Stored records
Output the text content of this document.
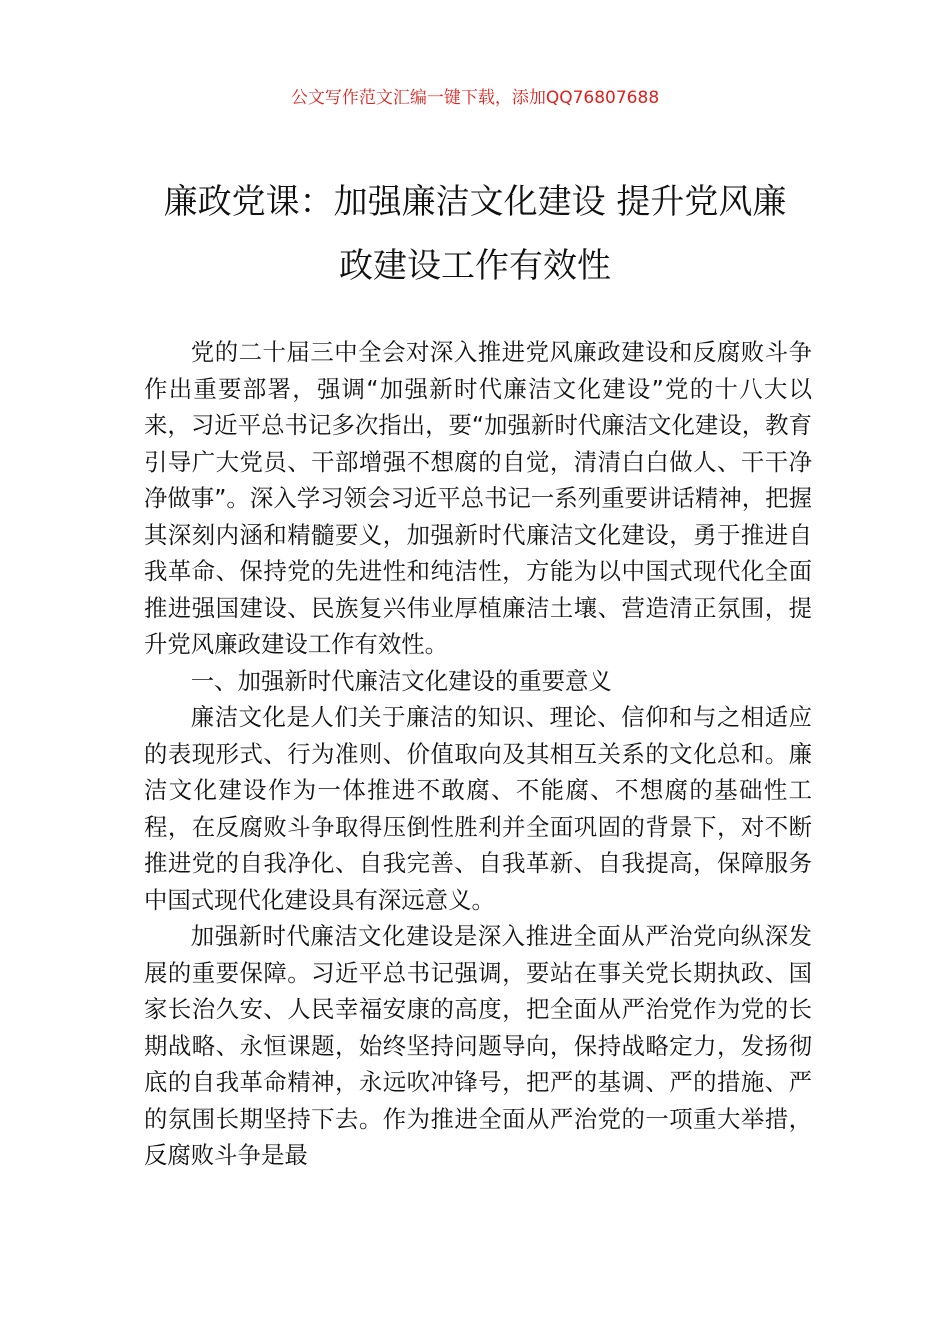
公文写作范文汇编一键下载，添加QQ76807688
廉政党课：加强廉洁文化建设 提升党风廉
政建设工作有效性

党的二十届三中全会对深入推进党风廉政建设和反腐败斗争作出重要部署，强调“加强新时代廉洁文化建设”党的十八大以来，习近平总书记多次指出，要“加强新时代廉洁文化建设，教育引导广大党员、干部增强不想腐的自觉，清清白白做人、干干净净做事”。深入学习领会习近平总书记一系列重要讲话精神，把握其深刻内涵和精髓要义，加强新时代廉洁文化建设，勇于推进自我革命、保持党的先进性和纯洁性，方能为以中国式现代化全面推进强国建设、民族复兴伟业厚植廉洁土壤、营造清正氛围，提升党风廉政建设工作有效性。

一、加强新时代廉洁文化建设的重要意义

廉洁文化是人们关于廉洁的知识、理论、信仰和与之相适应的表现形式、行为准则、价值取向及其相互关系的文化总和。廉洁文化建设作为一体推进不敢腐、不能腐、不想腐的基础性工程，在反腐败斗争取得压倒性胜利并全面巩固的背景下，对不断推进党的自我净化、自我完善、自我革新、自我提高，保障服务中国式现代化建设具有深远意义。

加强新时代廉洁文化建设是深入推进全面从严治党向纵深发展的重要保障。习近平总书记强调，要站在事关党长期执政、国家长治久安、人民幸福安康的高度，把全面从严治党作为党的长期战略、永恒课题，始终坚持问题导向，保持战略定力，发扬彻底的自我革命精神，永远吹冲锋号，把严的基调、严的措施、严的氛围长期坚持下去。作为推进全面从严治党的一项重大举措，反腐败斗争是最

### GIVEN EXERCISE:
Without including any pictures, please restate all the records exactly.

### RESULT BELOW:
Output the text content of this document.
公文写作范文汇编一键下载，添加QQ76807688
廉政党课：加强廉洁文化建设 提升党风廉
政建设工作有效性

党的二十届三中全会对深入推进党风廉政建设和反腐败斗争作出重要部署，强调“加强新时代廉洁文化建设”党的十八大以来，习近平总书记多次指出，要“加强新时代廉洁文化建设，教育引导广大党员、干部增强不想腐的自觉，清清白白做人、干干净净做事”。深入学习领会习近平总书记一系列重要讲话精神，把握其深刻内涵和精髓要义，加强新时代廉洁文化建设，勇于推进自我革命、保持党的先进性和纯洁性，方能为以中国式现代化全面推进强国建设、民族复兴伟业厚植廉洁土壤、营造清正氛围，提升党风廉政建设工作有效性。

一、加强新时代廉洁文化建设的重要意义

廉洁文化是人们关于廉洁的知识、理论、信仰和与之相适应的表现形式、行为准则、价值取向及其相互关系的文化总和。廉洁文化建设作为一体推进不敢腐、不能腐、不想腐的基础性工程，在反腐败斗争取得压倒性胜利并全面巩固的背景下，对不断推进党的自我净化、自我完善、自我革新、自我提高，保障服务中国式现代化建设具有深远意义。

加强新时代廉洁文化建设是深入推进全面从严治党向纵深发展的重要保障。习近平总书记强调，要站在事关党长期执政、国家长治久安、人民幸福安康的高度，把全面从严治党作为党的长期战略、永恒课题，始终坚持问题导向，保持战略定力，发扬彻底的自我革命精神，永远吹冲锋号，把严的基调、严的措施、严的氛围长期坚持下去。作为推进全面从严治党的一项重大举措，反腐败斗争是最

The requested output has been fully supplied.